[start]

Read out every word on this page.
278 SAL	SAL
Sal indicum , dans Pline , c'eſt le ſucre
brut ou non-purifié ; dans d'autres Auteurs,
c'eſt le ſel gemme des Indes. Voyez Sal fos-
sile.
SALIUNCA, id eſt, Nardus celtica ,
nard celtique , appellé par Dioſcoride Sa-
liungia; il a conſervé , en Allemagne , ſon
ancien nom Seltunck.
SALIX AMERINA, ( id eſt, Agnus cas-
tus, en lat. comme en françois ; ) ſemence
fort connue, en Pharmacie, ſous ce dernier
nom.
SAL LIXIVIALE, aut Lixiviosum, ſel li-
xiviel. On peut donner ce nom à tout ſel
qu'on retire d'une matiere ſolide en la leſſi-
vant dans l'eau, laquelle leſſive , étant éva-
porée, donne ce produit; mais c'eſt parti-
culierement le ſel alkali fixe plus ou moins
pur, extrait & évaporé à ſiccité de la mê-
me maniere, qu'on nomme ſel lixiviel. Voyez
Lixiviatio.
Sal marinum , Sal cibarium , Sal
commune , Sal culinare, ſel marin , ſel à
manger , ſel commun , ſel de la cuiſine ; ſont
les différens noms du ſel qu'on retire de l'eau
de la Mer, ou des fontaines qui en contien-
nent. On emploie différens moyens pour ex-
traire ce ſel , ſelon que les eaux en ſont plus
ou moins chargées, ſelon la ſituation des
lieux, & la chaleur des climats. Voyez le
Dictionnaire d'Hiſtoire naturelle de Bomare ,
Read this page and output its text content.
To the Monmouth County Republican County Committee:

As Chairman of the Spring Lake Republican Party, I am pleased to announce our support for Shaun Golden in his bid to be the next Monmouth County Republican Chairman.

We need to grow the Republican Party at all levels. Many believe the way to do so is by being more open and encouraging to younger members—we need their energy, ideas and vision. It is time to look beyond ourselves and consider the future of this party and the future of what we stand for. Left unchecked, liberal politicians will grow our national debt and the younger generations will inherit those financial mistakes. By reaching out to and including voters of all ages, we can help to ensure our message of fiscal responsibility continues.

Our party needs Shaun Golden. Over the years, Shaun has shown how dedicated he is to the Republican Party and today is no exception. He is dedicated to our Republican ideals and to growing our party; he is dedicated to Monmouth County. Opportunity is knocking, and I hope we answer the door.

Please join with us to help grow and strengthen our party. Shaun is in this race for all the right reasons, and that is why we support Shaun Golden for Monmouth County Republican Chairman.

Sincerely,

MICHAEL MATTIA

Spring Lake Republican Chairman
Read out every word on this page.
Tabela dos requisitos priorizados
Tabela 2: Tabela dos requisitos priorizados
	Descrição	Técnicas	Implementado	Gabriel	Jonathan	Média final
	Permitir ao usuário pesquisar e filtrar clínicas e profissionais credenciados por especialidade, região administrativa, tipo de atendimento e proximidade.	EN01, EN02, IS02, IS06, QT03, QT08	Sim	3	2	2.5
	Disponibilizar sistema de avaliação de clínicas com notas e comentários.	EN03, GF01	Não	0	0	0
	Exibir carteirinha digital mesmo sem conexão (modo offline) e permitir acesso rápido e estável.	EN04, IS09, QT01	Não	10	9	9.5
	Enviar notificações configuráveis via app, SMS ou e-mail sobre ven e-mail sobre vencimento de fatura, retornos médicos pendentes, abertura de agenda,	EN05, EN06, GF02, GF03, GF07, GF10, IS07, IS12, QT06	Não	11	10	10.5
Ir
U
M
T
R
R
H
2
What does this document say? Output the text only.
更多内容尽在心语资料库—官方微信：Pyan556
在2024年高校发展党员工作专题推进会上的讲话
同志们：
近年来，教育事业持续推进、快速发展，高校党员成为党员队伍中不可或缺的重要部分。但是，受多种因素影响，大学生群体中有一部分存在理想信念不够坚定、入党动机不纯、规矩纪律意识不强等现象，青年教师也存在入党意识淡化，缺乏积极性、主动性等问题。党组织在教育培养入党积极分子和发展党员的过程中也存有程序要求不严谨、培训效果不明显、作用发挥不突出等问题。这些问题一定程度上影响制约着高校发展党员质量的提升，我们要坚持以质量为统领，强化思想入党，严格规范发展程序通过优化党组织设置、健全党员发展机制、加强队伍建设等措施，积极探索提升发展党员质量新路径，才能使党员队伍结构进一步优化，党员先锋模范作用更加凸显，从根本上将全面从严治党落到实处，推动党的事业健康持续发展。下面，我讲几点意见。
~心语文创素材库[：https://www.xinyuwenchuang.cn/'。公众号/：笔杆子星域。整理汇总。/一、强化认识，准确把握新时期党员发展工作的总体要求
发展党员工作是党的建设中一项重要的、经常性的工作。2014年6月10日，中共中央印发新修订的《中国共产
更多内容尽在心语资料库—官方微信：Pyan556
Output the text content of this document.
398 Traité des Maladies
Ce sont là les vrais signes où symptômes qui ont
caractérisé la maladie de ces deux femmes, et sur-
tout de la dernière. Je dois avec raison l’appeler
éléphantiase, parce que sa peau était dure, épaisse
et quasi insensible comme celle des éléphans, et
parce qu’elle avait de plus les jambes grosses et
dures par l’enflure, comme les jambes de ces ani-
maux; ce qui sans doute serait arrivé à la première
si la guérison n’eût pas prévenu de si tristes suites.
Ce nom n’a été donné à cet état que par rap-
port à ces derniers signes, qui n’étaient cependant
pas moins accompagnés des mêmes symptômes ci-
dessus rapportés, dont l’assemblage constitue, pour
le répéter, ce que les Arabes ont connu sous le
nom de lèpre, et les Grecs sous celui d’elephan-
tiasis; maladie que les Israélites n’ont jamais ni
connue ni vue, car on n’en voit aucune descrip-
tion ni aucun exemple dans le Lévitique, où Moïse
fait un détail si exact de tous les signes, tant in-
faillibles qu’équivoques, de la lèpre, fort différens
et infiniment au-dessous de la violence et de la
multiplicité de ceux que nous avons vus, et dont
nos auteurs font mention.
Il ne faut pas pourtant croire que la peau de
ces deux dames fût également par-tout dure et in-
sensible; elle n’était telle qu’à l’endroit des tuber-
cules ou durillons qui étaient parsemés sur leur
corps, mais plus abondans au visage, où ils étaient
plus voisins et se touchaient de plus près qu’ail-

[end]

■ AIM OF THE EXERCISE
Read through the data and copy every line where "text" shows up.

■ COMPLETE ANSWER
Read this page and output its text content.
What does this document say? Output the text only.
Output the text content of this document.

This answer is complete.